What to do> Each line that follows should be printed again exactly as it stands.

## Begin

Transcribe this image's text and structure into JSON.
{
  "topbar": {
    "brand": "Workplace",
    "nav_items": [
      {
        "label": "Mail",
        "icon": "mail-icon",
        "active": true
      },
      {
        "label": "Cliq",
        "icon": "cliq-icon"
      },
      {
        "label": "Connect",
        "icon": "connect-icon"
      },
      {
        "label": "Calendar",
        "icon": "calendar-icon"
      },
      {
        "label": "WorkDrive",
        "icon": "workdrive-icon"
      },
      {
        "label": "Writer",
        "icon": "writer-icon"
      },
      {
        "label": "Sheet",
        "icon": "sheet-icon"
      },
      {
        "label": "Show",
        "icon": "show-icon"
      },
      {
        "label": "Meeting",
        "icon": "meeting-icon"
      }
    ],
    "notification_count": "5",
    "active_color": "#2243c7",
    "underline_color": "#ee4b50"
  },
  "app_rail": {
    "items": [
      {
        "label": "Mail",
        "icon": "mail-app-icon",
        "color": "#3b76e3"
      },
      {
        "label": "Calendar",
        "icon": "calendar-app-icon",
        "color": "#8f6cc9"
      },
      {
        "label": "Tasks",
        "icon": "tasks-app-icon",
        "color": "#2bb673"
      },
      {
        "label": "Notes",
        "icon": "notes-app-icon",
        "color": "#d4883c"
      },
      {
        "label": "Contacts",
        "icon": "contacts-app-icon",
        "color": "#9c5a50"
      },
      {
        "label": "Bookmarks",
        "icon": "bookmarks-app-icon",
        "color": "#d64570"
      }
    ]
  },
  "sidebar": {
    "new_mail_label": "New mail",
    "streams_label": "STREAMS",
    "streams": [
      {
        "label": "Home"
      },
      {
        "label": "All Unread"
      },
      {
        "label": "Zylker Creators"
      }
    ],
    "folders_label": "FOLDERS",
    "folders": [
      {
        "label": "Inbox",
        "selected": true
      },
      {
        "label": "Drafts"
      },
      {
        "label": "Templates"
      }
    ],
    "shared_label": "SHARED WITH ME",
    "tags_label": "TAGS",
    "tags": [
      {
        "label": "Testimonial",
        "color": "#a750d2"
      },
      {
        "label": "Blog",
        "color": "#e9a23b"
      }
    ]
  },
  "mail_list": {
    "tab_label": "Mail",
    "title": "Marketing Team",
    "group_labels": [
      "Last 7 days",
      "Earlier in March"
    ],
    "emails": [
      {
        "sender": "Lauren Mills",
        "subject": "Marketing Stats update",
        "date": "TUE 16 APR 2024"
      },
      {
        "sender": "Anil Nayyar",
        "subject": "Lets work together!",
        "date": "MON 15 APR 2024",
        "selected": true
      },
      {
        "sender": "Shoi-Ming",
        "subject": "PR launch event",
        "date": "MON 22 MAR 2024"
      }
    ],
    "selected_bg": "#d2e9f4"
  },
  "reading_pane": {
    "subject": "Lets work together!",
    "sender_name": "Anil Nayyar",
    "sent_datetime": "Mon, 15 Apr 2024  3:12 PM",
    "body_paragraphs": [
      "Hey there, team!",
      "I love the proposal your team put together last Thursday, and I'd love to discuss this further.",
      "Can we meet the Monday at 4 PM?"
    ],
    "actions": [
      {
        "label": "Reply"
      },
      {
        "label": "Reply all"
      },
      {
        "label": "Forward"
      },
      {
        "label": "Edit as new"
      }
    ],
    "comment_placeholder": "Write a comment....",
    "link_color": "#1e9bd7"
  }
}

## End

Expected output>
Transcribe this image's text and structure into JSON.
{
  "topbar": {
    "brand": "Workplace",
    "nav_items": [
      {
        "label": "Mail",
        "icon": "mail-icon",
        "active": true
      },
      {
        "label": "Cliq",
        "icon": "cliq-icon"
      },
      {
        "label": "Connect",
        "icon": "connect-icon"
      },
      {
        "label": "Calendar",
        "icon": "calendar-icon"
      },
      {
        "label": "WorkDrive",
        "icon": "workdrive-icon"
      },
      {
        "label": "Writer",
        "icon": "writer-icon"
      },
      {
        "label": "Sheet",
        "icon": "sheet-icon"
      },
      {
        "label": "Show",
        "icon": "show-icon"
      },
      {
        "label": "Meeting",
        "icon": "meeting-icon"
      }
    ],
    "notification_count": "5",
    "active_color": "#2243c7",
    "underline_color": "#ee4b50"
  },
  "app_rail": {
    "items": [
      {
        "label": "Mail",
        "icon": "mail-app-icon",
        "color": "#3b76e3"
      },
      {
        "label": "Calendar",
        "icon": "calendar-app-icon",
        "color": "#8f6cc9"
      },
      {
        "label": "Tasks",
        "icon": "tasks-app-icon",
        "color": "#2bb673"
      },
      {
        "label": "Notes",
        "icon": "notes-app-icon",
        "color": "#d4883c"
      },
      {
        "label": "Contacts",
        "icon": "contacts-app-icon",
        "color": "#9c5a50"
      },
      {
        "label": "Bookmarks",
        "icon": "bookmarks-app-icon",
        "color": "#d64570"
      }
    ]
  },
  "sidebar": {
    "new_mail_label": "New mail",
    "streams_label": "STREAMS",
    "streams": [
      {
        "label": "Home"
      },
      {
        "label": "All Unread"
      },
      {
        "label": "Zylker Creators"
      }
    ],
    "folders_label": "FOLDERS",
    "folders": [
      {
        "label": "Inbox",
        "selected": true
      },
      {
        "label": "Drafts"
      },
      {
        "label": "Templates"
      }
    ],
    "shared_label": "SHARED WITH ME",
    "tags_label": "TAGS",
    "tags": [
      {
        "label": "Testimonial",
        "color": "#a750d2"
      },
      {
        "label": "Blog",
        "color": "#e9a23b"
      }
    ]
  },
  "mail_list": {
    "tab_label": "Mail",
    "title": "Marketing Team",
    "group_labels": [
      "Last 7 days",
      "Earlier in March"
    ],
    "emails": [
      {
        "sender": "Lauren Mills",
        "subject": "Marketing Stats update",
        "date": "TUE 16 APR 2024"
      },
      {
        "sender": "Anil Nayyar",
        "subject": "Lets work together!",
        "date": "MON 15 APR 2024",
        "selected": true
      },
      {
        "sender": "Shoi-Ming",
        "subject": "PR launch event",
        "date": "MON 22 MAR 2024"
      }
    ],
    "selected_bg": "#d2e9f4"
  },
  "reading_pane": {
    "subject": "Lets work together!",
    "sender_name": "Anil Nayyar",
    "sent_datetime": "Mon, 15 Apr 2024  3:12 PM",
    "body_paragraphs": [
      "Hey there, team!",
      "I love the proposal your team put together last Thursday, and I'd love to discuss this further.",
      "Can we meet the Monday at 4 PM?"
    ],
    "actions": [
      {
        "label": "Reply"
      },
      {
        "label": "Reply all"
      },
      {
        "label": "Forward"
      },
      {
        "label": "Edit as new"
      }
    ],
    "comment_placeholder": "Write a comment....",
    "link_color": "#1e9bd7"
  }
}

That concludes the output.